• [Data records]:
··········

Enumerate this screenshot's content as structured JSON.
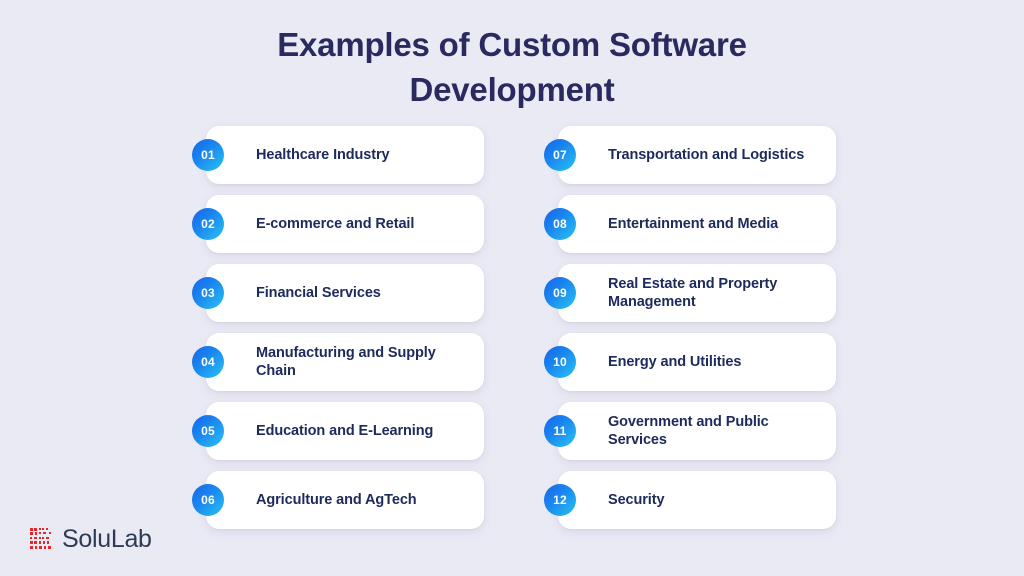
{
  "page": {
    "title": "Examples of Custom Software Development",
    "background_color": "#eaeaf5",
    "title_color": "#2a2a60"
  },
  "theme": {
    "card_background": "#ffffff",
    "label_color": "#1d2a5c",
    "badge_gradient_start": "#1565e8",
    "badge_gradient_end": "#29c3f2",
    "badge_text_color": "#ffffff",
    "brand_mark_color": "#e8262a",
    "brand_text_color": "#2f3b52"
  },
  "columns": [
    {
      "name": "left-column",
      "items": [
        {
          "number": "01",
          "label": "Healthcare Industry"
        },
        {
          "number": "02",
          "label": "E-commerce and Retail"
        },
        {
          "number": "03",
          "label": "Financial Services"
        },
        {
          "number": "04",
          "label": "Manufacturing and Supply Chain"
        },
        {
          "number": "05",
          "label": "Education and E-Learning"
        },
        {
          "number": "06",
          "label": "Agriculture and AgTech"
        }
      ]
    },
    {
      "name": "right-column",
      "items": [
        {
          "number": "07",
          "label": "Transportation and Logistics"
        },
        {
          "number": "08",
          "label": "Entertainment and Media"
        },
        {
          "number": "09",
          "label": "Real Estate and Property Management"
        },
        {
          "number": "10",
          "label": "Energy and Utilities"
        },
        {
          "number": "11",
          "label": "Government and Public Services"
        },
        {
          "number": "12",
          "label": "Security"
        }
      ]
    }
  ],
  "brand": {
    "name": "SoluLab",
    "mark_icon": "qr-code-logo-icon"
  }
}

··········

• [WRITTEN EXERCISE]:
Write out all the entries word for word, but skip any images.

• [CORRECT ANSWER]:
Enumerate this screenshot's content as structured JSON.
{
  "page": {
    "title": "Examples of Custom Software Development",
    "background_color": "#eaeaf5",
    "title_color": "#2a2a60"
  },
  "theme": {
    "card_background": "#ffffff",
    "label_color": "#1d2a5c",
    "badge_gradient_start": "#1565e8",
    "badge_gradient_end": "#29c3f2",
    "badge_text_color": "#ffffff",
    "brand_mark_color": "#e8262a",
    "brand_text_color": "#2f3b52"
  },
  "columns": [
    {
      "name": "left-column",
      "items": [
        {
          "number": "01",
          "label": "Healthcare Industry"
        },
        {
          "number": "02",
          "label": "E-commerce and Retail"
        },
        {
          "number": "03",
          "label": "Financial Services"
        },
        {
          "number": "04",
          "label": "Manufacturing and Supply Chain"
        },
        {
          "number": "05",
          "label": "Education and E-Learning"
        },
        {
          "number": "06",
          "label": "Agriculture and AgTech"
        }
      ]
    },
    {
      "name": "right-column",
      "items": [
        {
          "number": "07",
          "label": "Transportation and Logistics"
        },
        {
          "number": "08",
          "label": "Entertainment and Media"
        },
        {
          "number": "09",
          "label": "Real Estate and Property Management"
        },
        {
          "number": "10",
          "label": "Energy and Utilities"
        },
        {
          "number": "11",
          "label": "Government and Public Services"
        },
        {
          "number": "12",
          "label": "Security"
        }
      ]
    }
  ],
  "brand": {
    "name": "SoluLab",
    "mark_icon": "qr-code-logo-icon"
  }
}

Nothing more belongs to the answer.